■ **WHAT TO PRODUCE**
Restate each line word for word. Leave out every picture.

■ **GIVEN ENTRIES**
══════

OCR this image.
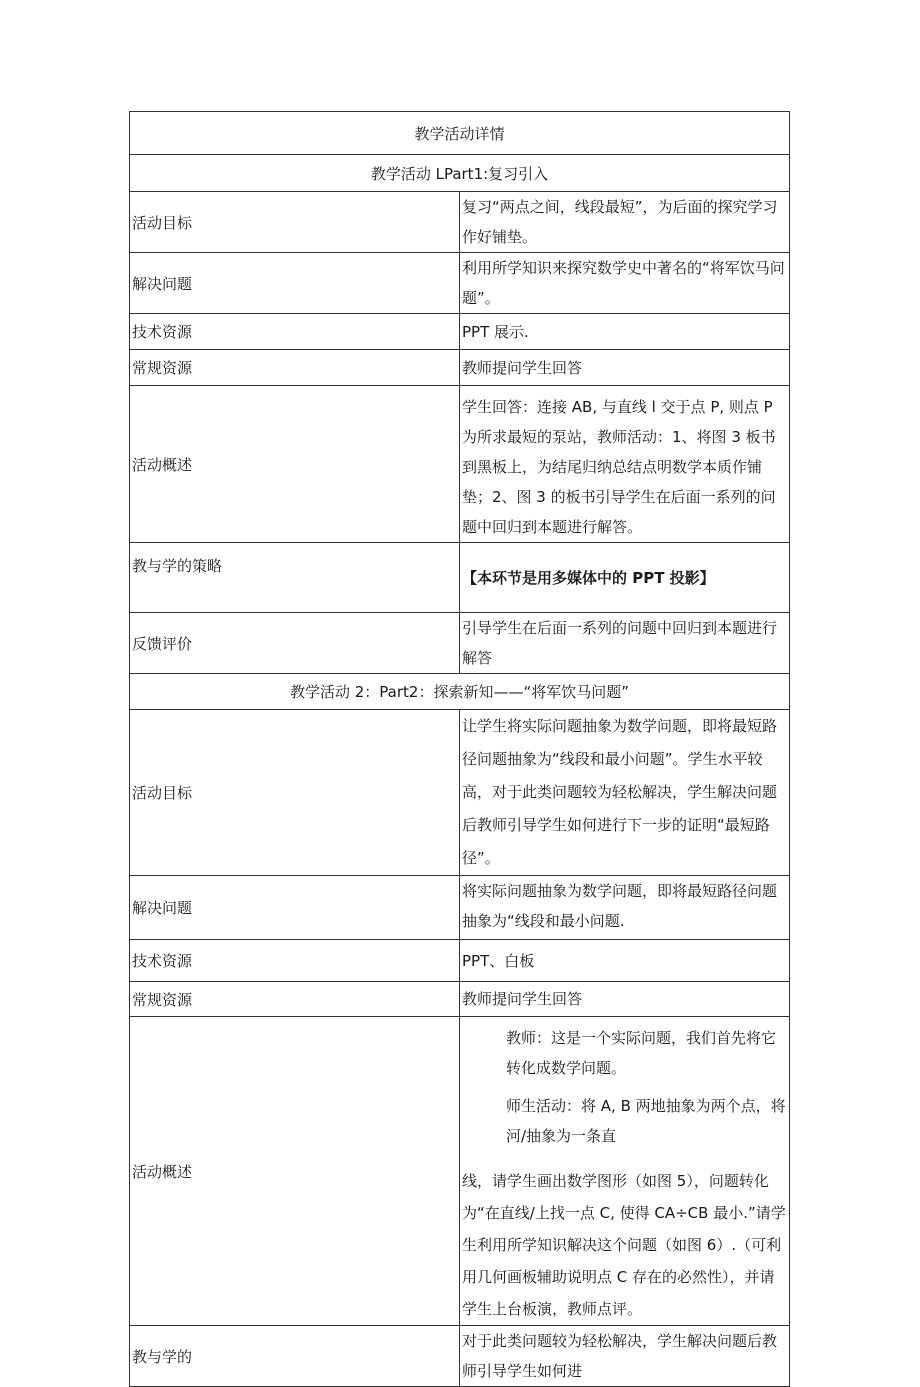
教学活动详情	
教学活动 LPart1:复习引入	
活动目标	复习“两点之间，线段最短”，为后面的探究学习作好铺垫。
解决问题	利用所学知识来探究数学史中著名的“将军饮马问题”。
技术资源	PPT 展示.
常规资源	教师提问学生回答
活动概述	学生回答：连接 AB, 与直线 l 交于点 P, 则点 P 为所求最短的泵站，教师活动：1、将图 3 板书到黑板上，为结尾归纳总结点明数学本质作铺垫；2、图 3 的板书引导学生在后面一系列的问题中回归到本题进行解答。

教与学的策略	【本环节是用多媒体中的 PPT 投影】
反馈评价	引导学生在后面一系列的问题中回归到本题进行解答
教学活动 2：Part2：探索新知——“将军饮马问题”	
活动目标	让学生将实际问题抽象为数学问题，即将最短路径问题抽象为“线段和最小问题”。学生水平较高，对于此类问题较为轻松解决，学生解决问题后教师引导学生如何进行下一步的证明“最短路径”。
解决问题	将实际问题抽象为数学问题，即将最短路径问题抽象为“线段和最小问题.
技术资源	PPT、白板
常规资源	教师提问学生回答
活动概述	教师：这是一个实际问题，我们首先将它转化成数学问题。

师生活动：将 A, B 两地抽象为两个点，将河/抽象为一条直

线，请学生画出数学图形（如图 5），问题转化为“在直线/上找一点 C, 使得 CA÷CB 最小.”请学生利用所学知识解决这个问题（如图 6）.（可利用几何画板辅助说明点 C 存在的必然性），并请学生上台板演，教师点评。

教与学的	对于此类问题较为轻松解决，学生解决问题后教师引导学生如何进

══════

■ **TASK OUTPUT**
OCR this image.
教学活动详情	
教学活动 LPart1:复习引入	
活动目标	复习“两点之间，线段最短”，为后面的探究学习作好铺垫。
解决问题	利用所学知识来探究数学史中著名的“将军饮马问题”。
技术资源	PPT 展示.
常规资源	教师提问学生回答
活动概述	学生回答：连接 AB, 与直线 l 交于点 P, 则点 P 为所求最短的泵站，教师活动：1、将图 3 板书到黑板上，为结尾归纳总结点明数学本质作铺垫；2、图 3 的板书引导学生在后面一系列的问题中回归到本题进行解答。

教与学的策略	【本环节是用多媒体中的 PPT 投影】
反馈评价	引导学生在后面一系列的问题中回归到本题进行解答
教学活动 2：Part2：探索新知——“将军饮马问题”	
活动目标	让学生将实际问题抽象为数学问题，即将最短路径问题抽象为“线段和最小问题”。学生水平较高，对于此类问题较为轻松解决，学生解决问题后教师引导学生如何进行下一步的证明“最短路径”。
解决问题	将实际问题抽象为数学问题，即将最短路径问题抽象为“线段和最小问题.
技术资源	PPT、白板
常规资源	教师提问学生回答
活动概述	教师：这是一个实际问题，我们首先将它转化成数学问题。

师生活动：将 A, B 两地抽象为两个点，将河/抽象为一条直

线，请学生画出数学图形（如图 5），问题转化为“在直线/上找一点 C, 使得 CA÷CB 最小.”请学生利用所学知识解决这个问题（如图 6）.（可利用几何画板辅助说明点 C 存在的必然性），并请学生上台板演，教师点评。

教与学的	对于此类问题较为轻松解决，学生解决问题后教师引导学生如何进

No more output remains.